** START OF DATA SHOWN **
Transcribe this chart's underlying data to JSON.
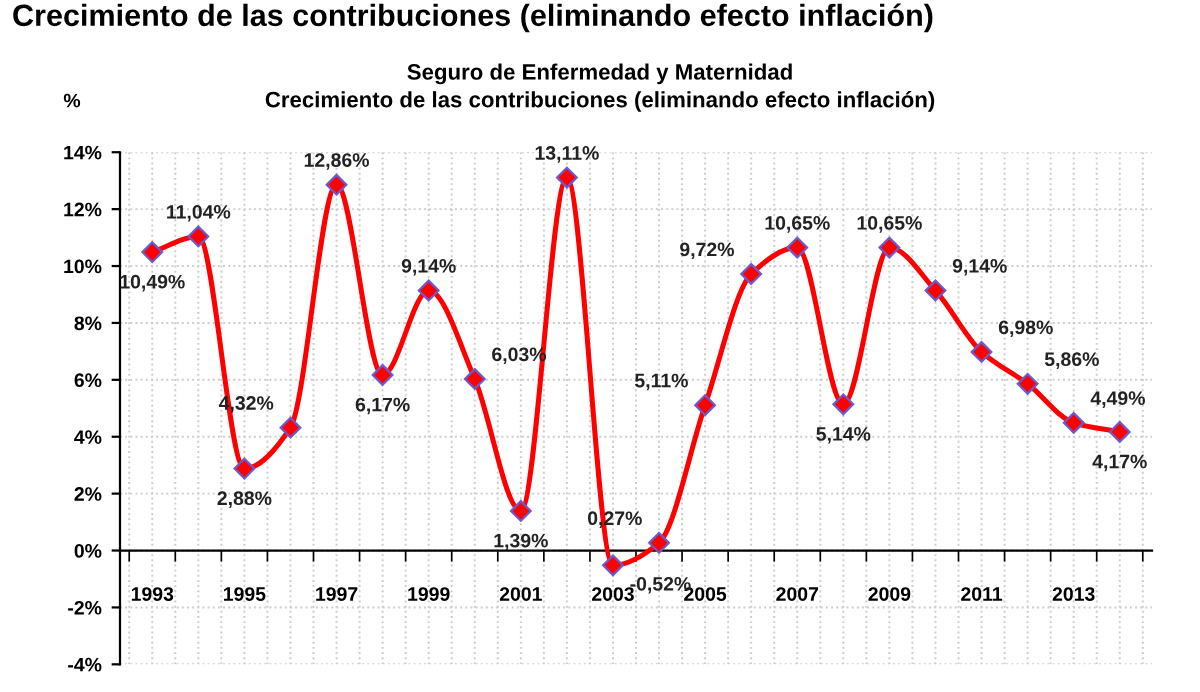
{
  "chart_data": {
    "type": "line",
    "title": "Seguro de Enfermedad y Maternidad",
    "subtitle": "Crecimiento de las contribuciones (eliminando efecto inflación)",
    "annotations": [
      "Crecimiento de las contribuciones (eliminando efecto inflación)"
    ],
    "ylabel": "%",
    "categories": [
      "1993",
      null,
      "1995",
      null,
      "1997",
      null,
      "1999",
      null,
      "2001",
      null,
      "2003",
      null,
      "2005",
      null,
      "2007",
      null,
      "2009",
      null,
      "2011",
      null,
      "2013",
      null
    ],
    "series": [
      {
        "color": "#ff0000",
        "values": [
          10.49,
          11.04,
          2.88,
          4.32,
          12.86,
          6.17,
          9.14,
          6.03,
          1.39,
          13.11,
          -0.52,
          0.27,
          5.11,
          9.72,
          10.65,
          5.14,
          10.65,
          9.14,
          6.98,
          5.86,
          4.49,
          4.17
        ],
        "value_labels": [
          "10,49%",
          "11,04%",
          "2,88%",
          "4,32%",
          "12,86%",
          "6,17%",
          "9,14%",
          "6,03%",
          "1,39%",
          "13,11%",
          "-0,52%",
          "0,27%",
          "5,11%",
          "9,72%",
          "10,65%",
          "5,14%",
          "10,65%",
          "9,14%",
          "6,98%",
          "5,86%",
          "4,49%",
          "4,17%"
        ]
      }
    ],
    "ylim": [
      -4,
      14
    ],
    "yticks": [
      {
        "value": -4,
        "label": "-4%"
      },
      {
        "value": -2,
        "label": "-2%"
      },
      {
        "value": 0,
        "label": "0%"
      },
      {
        "value": 2,
        "label": "2%"
      },
      {
        "value": 4,
        "label": "4%"
      },
      {
        "value": 6,
        "label": "6%"
      },
      {
        "value": 8,
        "label": "8%"
      },
      {
        "value": 10,
        "label": "10%"
      },
      {
        "value": 12,
        "label": "12%"
      },
      {
        "value": 14,
        "label": "14%"
      }
    ],
    "grid": true,
    "legend": false,
    "marker": "diamond",
    "line_style": "solid"
  }
}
** END OF DATA SHOWN **
Quote each record exactly as it stands, minus the pictures.

* [FINISHED TASK]:
Transcribe this chart's underlying data to JSON.
{
  "chart_data": {
    "type": "line",
    "title": "Seguro de Enfermedad y Maternidad",
    "subtitle": "Crecimiento de las contribuciones (eliminando efecto inflación)",
    "annotations": [
      "Crecimiento de las contribuciones (eliminando efecto inflación)"
    ],
    "ylabel": "%",
    "categories": [
      "1993",
      null,
      "1995",
      null,
      "1997",
      null,
      "1999",
      null,
      "2001",
      null,
      "2003",
      null,
      "2005",
      null,
      "2007",
      null,
      "2009",
      null,
      "2011",
      null,
      "2013",
      null
    ],
    "series": [
      {
        "color": "#ff0000",
        "values": [
          10.49,
          11.04,
          2.88,
          4.32,
          12.86,
          6.17,
          9.14,
          6.03,
          1.39,
          13.11,
          -0.52,
          0.27,
          5.11,
          9.72,
          10.65,
          5.14,
          10.65,
          9.14,
          6.98,
          5.86,
          4.49,
          4.17
        ],
        "value_labels": [
          "10,49%",
          "11,04%",
          "2,88%",
          "4,32%",
          "12,86%",
          "6,17%",
          "9,14%",
          "6,03%",
          "1,39%",
          "13,11%",
          "-0,52%",
          "0,27%",
          "5,11%",
          "9,72%",
          "10,65%",
          "5,14%",
          "10,65%",
          "9,14%",
          "6,98%",
          "5,86%",
          "4,49%",
          "4,17%"
        ]
      }
    ],
    "ylim": [
      -4,
      14
    ],
    "yticks": [
      {
        "value": -4,
        "label": "-4%"
      },
      {
        "value": -2,
        "label": "-2%"
      },
      {
        "value": 0,
        "label": "0%"
      },
      {
        "value": 2,
        "label": "2%"
      },
      {
        "value": 4,
        "label": "4%"
      },
      {
        "value": 6,
        "label": "6%"
      },
      {
        "value": 8,
        "label": "8%"
      },
      {
        "value": 10,
        "label": "10%"
      },
      {
        "value": 12,
        "label": "12%"
      },
      {
        "value": 14,
        "label": "14%"
      }
    ],
    "grid": true,
    "legend": false,
    "marker": "diamond",
    "line_style": "solid"
  }
}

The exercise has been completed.